*REQUIREMENT*.
Leaving out the pictures, transcribe all of the records faithfully.

Collected data:
----------

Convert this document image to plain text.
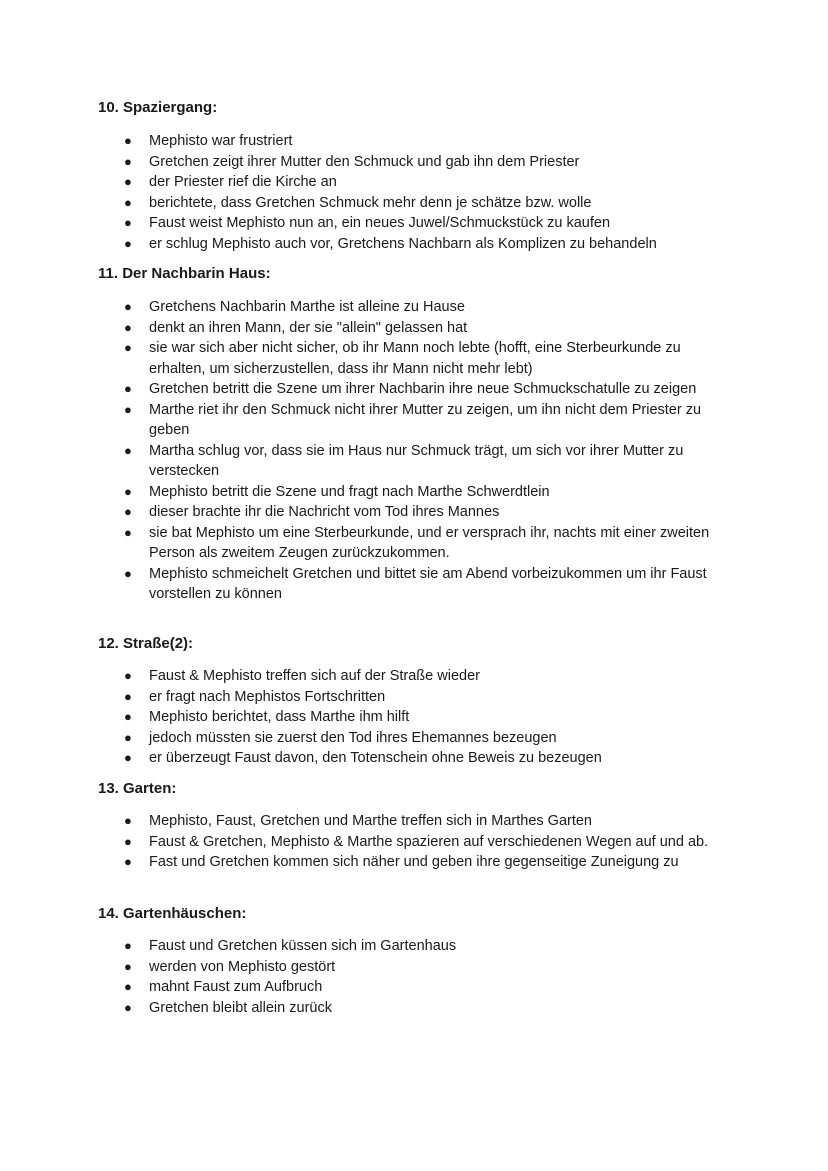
10. Spaziergang:
● Mephisto war frustriert
● Gretchen zeigt ihrer Mutter den Schmuck und gab ihn dem Priester
● der Priester rief die Kirche an
● berichtete, dass Gretchen Schmuck mehr denn je schätze bzw. wolle
● Faust weist Mephisto nun an, ein neues Juwel/Schmuckstück zu kaufen
● er schlug Mephisto auch vor, Gretchens Nachbarn als Komplizen zu behandeln
11. Der Nachbarin Haus:
● Gretchens Nachbarin Marthe ist alleine zu Hause
● denkt an ihren Mann, der sie "allein" gelassen hat
● sie war sich aber nicht sicher, ob ihr Mann noch lebte (hofft, eine Sterbeurkunde zu erhalten, um sicherzustellen, dass ihr Mann nicht mehr lebt)
● Gretchen betritt die Szene um ihrer Nachbarin ihre neue Schmuckschatulle zu zeigen
● Marthe riet ihr den Schmuck nicht ihrer Mutter zu zeigen, um ihn nicht dem Priester zu geben
● Martha schlug vor, dass sie im Haus nur Schmuck trägt, um sich vor ihrer Mutter zu verstecken
● Mephisto betritt die Szene und fragt nach Marthe Schwerdtlein
● dieser brachte ihr die Nachricht vom Tod ihres Mannes
● sie bat Mephisto um eine Sterbeurkunde, und er versprach ihr, nachts mit einer zweiten Person als zweitem Zeugen zurückzukommen.
● Mephisto schmeichelt Gretchen und bittet sie am Abend vorbeizukommen um ihr Faust vorstellen zu können
12. Straße(2):
● Faust & Mephisto treffen sich auf der Straße wieder
● er fragt nach Mephistos Fortschritten
● Mephisto berichtet, dass Marthe ihm hilft
● jedoch müssten sie zuerst den Tod ihres Ehemannes bezeugen
● er überzeugt Faust davon, den Totenschein ohne Beweis zu bezeugen
13. Garten:
● Mephisto, Faust, Gretchen und Marthe treffen sich in Marthes Garten
● Faust & Gretchen, Mephisto & Marthe spazieren auf verschiedenen Wegen auf und ab.
● Fast und Gretchen kommen sich näher und geben ihre gegenseitige Zuneigung zu
14. Gartenhäuschen:
● Faust und Gretchen küssen sich im Gartenhaus
● werden von Mephisto gestört
● mahnt Faust zum Aufbruch
● Gretchen bleibt allein zurück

----------

*RESULT OF THIS EXERCISE*.
Convert this document image to plain text.
10. Spaziergang:
● Mephisto war frustriert
● Gretchen zeigt ihrer Mutter den Schmuck und gab ihn dem Priester
● der Priester rief die Kirche an
● berichtete, dass Gretchen Schmuck mehr denn je schätze bzw. wolle
● Faust weist Mephisto nun an, ein neues Juwel/Schmuckstück zu kaufen
● er schlug Mephisto auch vor, Gretchens Nachbarn als Komplizen zu behandeln
11. Der Nachbarin Haus:
● Gretchens Nachbarin Marthe ist alleine zu Hause
● denkt an ihren Mann, der sie "allein" gelassen hat
● sie war sich aber nicht sicher, ob ihr Mann noch lebte (hofft, eine Sterbeurkunde zu erhalten, um sicherzustellen, dass ihr Mann nicht mehr lebt)
● Gretchen betritt die Szene um ihrer Nachbarin ihre neue Schmuckschatulle zu zeigen
● Marthe riet ihr den Schmuck nicht ihrer Mutter zu zeigen, um ihn nicht dem Priester zu geben
● Martha schlug vor, dass sie im Haus nur Schmuck trägt, um sich vor ihrer Mutter zu verstecken
● Mephisto betritt die Szene und fragt nach Marthe Schwerdtlein
● dieser brachte ihr die Nachricht vom Tod ihres Mannes
● sie bat Mephisto um eine Sterbeurkunde, und er versprach ihr, nachts mit einer zweiten Person als zweitem Zeugen zurückzukommen.
● Mephisto schmeichelt Gretchen und bittet sie am Abend vorbeizukommen um ihr Faust vorstellen zu können
12. Straße(2):
● Faust & Mephisto treffen sich auf der Straße wieder
● er fragt nach Mephistos Fortschritten
● Mephisto berichtet, dass Marthe ihm hilft
● jedoch müssten sie zuerst den Tod ihres Ehemannes bezeugen
● er überzeugt Faust davon, den Totenschein ohne Beweis zu bezeugen
13. Garten:
● Mephisto, Faust, Gretchen und Marthe treffen sich in Marthes Garten
● Faust & Gretchen, Mephisto & Marthe spazieren auf verschiedenen Wegen auf und ab.
● Fast und Gretchen kommen sich näher und geben ihre gegenseitige Zuneigung zu
14. Gartenhäuschen:
● Faust und Gretchen küssen sich im Gartenhaus
● werden von Mephisto gestört
● mahnt Faust zum Aufbruch
● Gretchen bleibt allein zurück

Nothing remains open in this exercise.